# Start of DATA FOR THIS EXERCISE

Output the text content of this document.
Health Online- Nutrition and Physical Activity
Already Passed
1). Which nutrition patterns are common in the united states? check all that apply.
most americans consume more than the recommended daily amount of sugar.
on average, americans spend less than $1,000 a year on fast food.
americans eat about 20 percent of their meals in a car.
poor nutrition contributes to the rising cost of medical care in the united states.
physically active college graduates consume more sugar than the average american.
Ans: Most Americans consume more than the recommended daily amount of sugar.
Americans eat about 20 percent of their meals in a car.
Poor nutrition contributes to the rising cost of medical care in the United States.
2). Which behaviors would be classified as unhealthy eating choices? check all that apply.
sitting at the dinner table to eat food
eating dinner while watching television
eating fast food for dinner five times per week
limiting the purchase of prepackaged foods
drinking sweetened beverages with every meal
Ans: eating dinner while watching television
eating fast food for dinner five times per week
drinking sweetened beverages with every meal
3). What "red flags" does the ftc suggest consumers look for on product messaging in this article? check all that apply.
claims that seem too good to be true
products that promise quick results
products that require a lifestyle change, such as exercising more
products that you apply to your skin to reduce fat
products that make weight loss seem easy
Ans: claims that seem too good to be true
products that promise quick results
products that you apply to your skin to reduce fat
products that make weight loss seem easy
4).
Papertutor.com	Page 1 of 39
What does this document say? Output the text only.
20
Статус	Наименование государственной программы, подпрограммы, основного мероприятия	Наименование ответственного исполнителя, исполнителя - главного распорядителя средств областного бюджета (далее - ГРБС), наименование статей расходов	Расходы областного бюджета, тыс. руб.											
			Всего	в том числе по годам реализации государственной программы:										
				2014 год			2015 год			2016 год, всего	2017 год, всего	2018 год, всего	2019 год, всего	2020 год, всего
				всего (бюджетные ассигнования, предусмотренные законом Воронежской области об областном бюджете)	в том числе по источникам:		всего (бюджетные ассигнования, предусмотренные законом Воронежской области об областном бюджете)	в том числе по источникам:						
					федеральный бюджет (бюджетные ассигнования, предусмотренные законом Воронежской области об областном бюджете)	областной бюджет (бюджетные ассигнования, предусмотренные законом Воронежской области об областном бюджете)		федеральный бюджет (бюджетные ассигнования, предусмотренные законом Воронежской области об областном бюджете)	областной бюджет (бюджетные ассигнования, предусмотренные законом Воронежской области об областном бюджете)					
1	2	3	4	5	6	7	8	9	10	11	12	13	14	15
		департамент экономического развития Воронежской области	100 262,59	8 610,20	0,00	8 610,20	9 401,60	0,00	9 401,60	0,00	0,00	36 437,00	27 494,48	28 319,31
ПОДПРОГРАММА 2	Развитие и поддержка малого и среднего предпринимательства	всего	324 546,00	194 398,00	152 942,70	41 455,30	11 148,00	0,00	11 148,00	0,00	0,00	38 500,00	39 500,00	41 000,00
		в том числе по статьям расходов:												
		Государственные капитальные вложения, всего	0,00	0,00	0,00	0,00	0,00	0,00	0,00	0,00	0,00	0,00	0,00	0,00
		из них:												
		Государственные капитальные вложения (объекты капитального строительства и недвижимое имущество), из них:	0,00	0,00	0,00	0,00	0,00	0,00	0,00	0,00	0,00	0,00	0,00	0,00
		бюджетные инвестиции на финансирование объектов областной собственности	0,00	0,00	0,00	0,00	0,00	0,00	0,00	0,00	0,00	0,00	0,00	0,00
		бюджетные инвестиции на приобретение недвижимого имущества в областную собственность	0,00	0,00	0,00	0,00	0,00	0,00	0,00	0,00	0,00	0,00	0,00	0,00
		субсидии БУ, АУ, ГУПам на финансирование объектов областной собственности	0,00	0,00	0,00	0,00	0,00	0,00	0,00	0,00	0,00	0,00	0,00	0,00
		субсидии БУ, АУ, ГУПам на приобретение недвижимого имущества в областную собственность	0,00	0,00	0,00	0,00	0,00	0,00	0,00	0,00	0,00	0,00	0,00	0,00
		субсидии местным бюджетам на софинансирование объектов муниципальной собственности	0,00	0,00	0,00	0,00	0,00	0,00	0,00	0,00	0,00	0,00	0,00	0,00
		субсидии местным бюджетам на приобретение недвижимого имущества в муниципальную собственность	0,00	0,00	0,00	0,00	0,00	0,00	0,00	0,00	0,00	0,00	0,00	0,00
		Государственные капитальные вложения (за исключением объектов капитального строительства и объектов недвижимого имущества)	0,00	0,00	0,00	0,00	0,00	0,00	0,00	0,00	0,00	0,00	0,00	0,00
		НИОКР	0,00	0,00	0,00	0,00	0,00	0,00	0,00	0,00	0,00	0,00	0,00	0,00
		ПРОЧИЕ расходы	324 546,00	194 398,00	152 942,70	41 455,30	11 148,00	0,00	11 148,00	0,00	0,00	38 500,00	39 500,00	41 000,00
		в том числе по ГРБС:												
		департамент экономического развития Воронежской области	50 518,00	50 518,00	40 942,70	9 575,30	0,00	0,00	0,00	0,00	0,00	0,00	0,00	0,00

# End of DATA FOR THIS EXERCISE

> [TASK BRIEF] From the records above, extract each line exactly as shown.

> [EXPECTED ANSWER]
Output the text content of this document.
Health Online- Nutrition and Physical Activity
Already Passed
1). Which nutrition patterns are common in the united states? check all that apply.
most americans consume more than the recommended daily amount of sugar.
on average, americans spend less than $1,000 a year on fast food.
americans eat about 20 percent of their meals in a car.
poor nutrition contributes to the rising cost of medical care in the united states.
physically active college graduates consume more sugar than the average american.
Ans: Most Americans consume more than the recommended daily amount of sugar.
Americans eat about 20 percent of their meals in a car.
Poor nutrition contributes to the rising cost of medical care in the United States.
2). Which behaviors would be classified as unhealthy eating choices? check all that apply.
sitting at the dinner table to eat food
eating dinner while watching television
eating fast food for dinner five times per week
limiting the purchase of prepackaged foods
drinking sweetened beverages with every meal
Ans: eating dinner while watching television
eating fast food for dinner five times per week
drinking sweetened beverages with every meal
3). What "red flags" does the ftc suggest consumers look for on product messaging in this article? check all that apply.
claims that seem too good to be true
products that promise quick results
products that require a lifestyle change, such as exercising more
products that you apply to your skin to reduce fat
products that make weight loss seem easy
Ans: claims that seem too good to be true
products that promise quick results
products that you apply to your skin to reduce fat
products that make weight loss seem easy
4).
Papertutor.com	Page 1 of 39
What does this document say? Output the text only.
20
Статус	Наименование государственной программы, подпрограммы, основного мероприятия	Наименование ответственного исполнителя, исполнителя - главного распорядителя средств областного бюджета (далее - ГРБС), наименование статей расходов	Расходы областного бюджета, тыс. руб.											
			Всего	в том числе по годам реализации государственной программы:										
				2014 год			2015 год			2016 год, всего	2017 год, всего	2018 год, всего	2019 год, всего	2020 год, всего
				всего (бюджетные ассигнования, предусмотренные законом Воронежской области об областном бюджете)	в том числе по источникам:		всего (бюджетные ассигнования, предусмотренные законом Воронежской области об областном бюджете)	в том числе по источникам:						
					федеральный бюджет (бюджетные ассигнования, предусмотренные законом Воронежской области об областном бюджете)	областной бюджет (бюджетные ассигнования, предусмотренные законом Воронежской области об областном бюджете)		федеральный бюджет (бюджетные ассигнования, предусмотренные законом Воронежской области об областном бюджете)	областной бюджет (бюджетные ассигнования, предусмотренные законом Воронежской области об областном бюджете)					
1	2	3	4	5	6	7	8	9	10	11	12	13	14	15
		департамент экономического развития Воронежской области	100 262,59	8 610,20	0,00	8 610,20	9 401,60	0,00	9 401,60	0,00	0,00	36 437,00	27 494,48	28 319,31
ПОДПРОГРАММА 2	Развитие и поддержка малого и среднего предпринимательства	всего	324 546,00	194 398,00	152 942,70	41 455,30	11 148,00	0,00	11 148,00	0,00	0,00	38 500,00	39 500,00	41 000,00
		в том числе по статьям расходов:												
		Государственные капитальные вложения, всего	0,00	0,00	0,00	0,00	0,00	0,00	0,00	0,00	0,00	0,00	0,00	0,00
		из них:												
		Государственные капитальные вложения (объекты капитального строительства и недвижимое имущество), из них:	0,00	0,00	0,00	0,00	0,00	0,00	0,00	0,00	0,00	0,00	0,00	0,00
		бюджетные инвестиции на финансирование объектов областной собственности	0,00	0,00	0,00	0,00	0,00	0,00	0,00	0,00	0,00	0,00	0,00	0,00
		бюджетные инвестиции на приобретение недвижимого имущества в областную собственность	0,00	0,00	0,00	0,00	0,00	0,00	0,00	0,00	0,00	0,00	0,00	0,00
		субсидии БУ, АУ, ГУПам на финансирование объектов областной собственности	0,00	0,00	0,00	0,00	0,00	0,00	0,00	0,00	0,00	0,00	0,00	0,00
		субсидии БУ, АУ, ГУПам на приобретение недвижимого имущества в областную собственность	0,00	0,00	0,00	0,00	0,00	0,00	0,00	0,00	0,00	0,00	0,00	0,00
		субсидии местным бюджетам на софинансирование объектов муниципальной собственности	0,00	0,00	0,00	0,00	0,00	0,00	0,00	0,00	0,00	0,00	0,00	0,00
		субсидии местным бюджетам на приобретение недвижимого имущества в муниципальную собственность	0,00	0,00	0,00	0,00	0,00	0,00	0,00	0,00	0,00	0,00	0,00	0,00
		Государственные капитальные вложения (за исключением объектов капитального строительства и объектов недвижимого имущества)	0,00	0,00	0,00	0,00	0,00	0,00	0,00	0,00	0,00	0,00	0,00	0,00
		НИОКР	0,00	0,00	0,00	0,00	0,00	0,00	0,00	0,00	0,00	0,00	0,00	0,00
		ПРОЧИЕ расходы	324 546,00	194 398,00	152 942,70	41 455,30	11 148,00	0,00	11 148,00	0,00	0,00	38 500,00	39 500,00	41 000,00
		в том числе по ГРБС:												
		департамент экономического развития Воронежской области	50 518,00	50 518,00	40 942,70	9 575,30	0,00	0,00	0,00	0,00	0,00	0,00	0,00	0,00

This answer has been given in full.